__Set task__.
Restate each of the lines given below, word for word.

[START]

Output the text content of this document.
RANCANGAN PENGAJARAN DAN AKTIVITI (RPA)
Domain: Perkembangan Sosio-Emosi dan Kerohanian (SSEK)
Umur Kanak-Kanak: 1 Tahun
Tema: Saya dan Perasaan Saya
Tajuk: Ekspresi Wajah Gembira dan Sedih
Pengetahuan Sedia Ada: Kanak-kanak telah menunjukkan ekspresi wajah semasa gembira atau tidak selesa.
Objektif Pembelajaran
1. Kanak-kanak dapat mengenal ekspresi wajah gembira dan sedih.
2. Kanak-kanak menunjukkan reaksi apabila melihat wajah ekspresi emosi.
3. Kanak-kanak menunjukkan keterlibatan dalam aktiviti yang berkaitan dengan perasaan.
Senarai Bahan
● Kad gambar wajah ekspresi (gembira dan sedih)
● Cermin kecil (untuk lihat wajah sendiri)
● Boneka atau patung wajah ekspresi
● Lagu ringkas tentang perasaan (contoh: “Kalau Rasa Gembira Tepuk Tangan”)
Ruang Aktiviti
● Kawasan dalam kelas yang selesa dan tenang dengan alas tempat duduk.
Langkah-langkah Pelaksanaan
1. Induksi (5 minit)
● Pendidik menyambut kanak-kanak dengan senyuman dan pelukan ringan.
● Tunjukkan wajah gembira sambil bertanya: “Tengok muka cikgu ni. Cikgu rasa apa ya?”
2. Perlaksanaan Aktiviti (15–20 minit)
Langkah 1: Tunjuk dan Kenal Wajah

[END]

__Final answer__.
Output the text content of this document.
RANCANGAN PENGAJARAN DAN AKTIVITI (RPA)
Domain: Perkembangan Sosio-Emosi dan Kerohanian (SSEK)
Umur Kanak-Kanak: 1 Tahun
Tema: Saya dan Perasaan Saya
Tajuk: Ekspresi Wajah Gembira dan Sedih
Pengetahuan Sedia Ada: Kanak-kanak telah menunjukkan ekspresi wajah semasa gembira atau tidak selesa.
Objektif Pembelajaran
1. Kanak-kanak dapat mengenal ekspresi wajah gembira dan sedih.
2. Kanak-kanak menunjukkan reaksi apabila melihat wajah ekspresi emosi.
3. Kanak-kanak menunjukkan keterlibatan dalam aktiviti yang berkaitan dengan perasaan.
Senarai Bahan
● Kad gambar wajah ekspresi (gembira dan sedih)
● Cermin kecil (untuk lihat wajah sendiri)
● Boneka atau patung wajah ekspresi
● Lagu ringkas tentang perasaan (contoh: “Kalau Rasa Gembira Tepuk Tangan”)
Ruang Aktiviti
● Kawasan dalam kelas yang selesa dan tenang dengan alas tempat duduk.
Langkah-langkah Pelaksanaan
1. Induksi (5 minit)
● Pendidik menyambut kanak-kanak dengan senyuman dan pelukan ringan.
● Tunjukkan wajah gembira sambil bertanya: “Tengok muka cikgu ni. Cikgu rasa apa ya?”
2. Perlaksanaan Aktiviti (15–20 minit)
Langkah 1: Tunjuk dan Kenal Wajah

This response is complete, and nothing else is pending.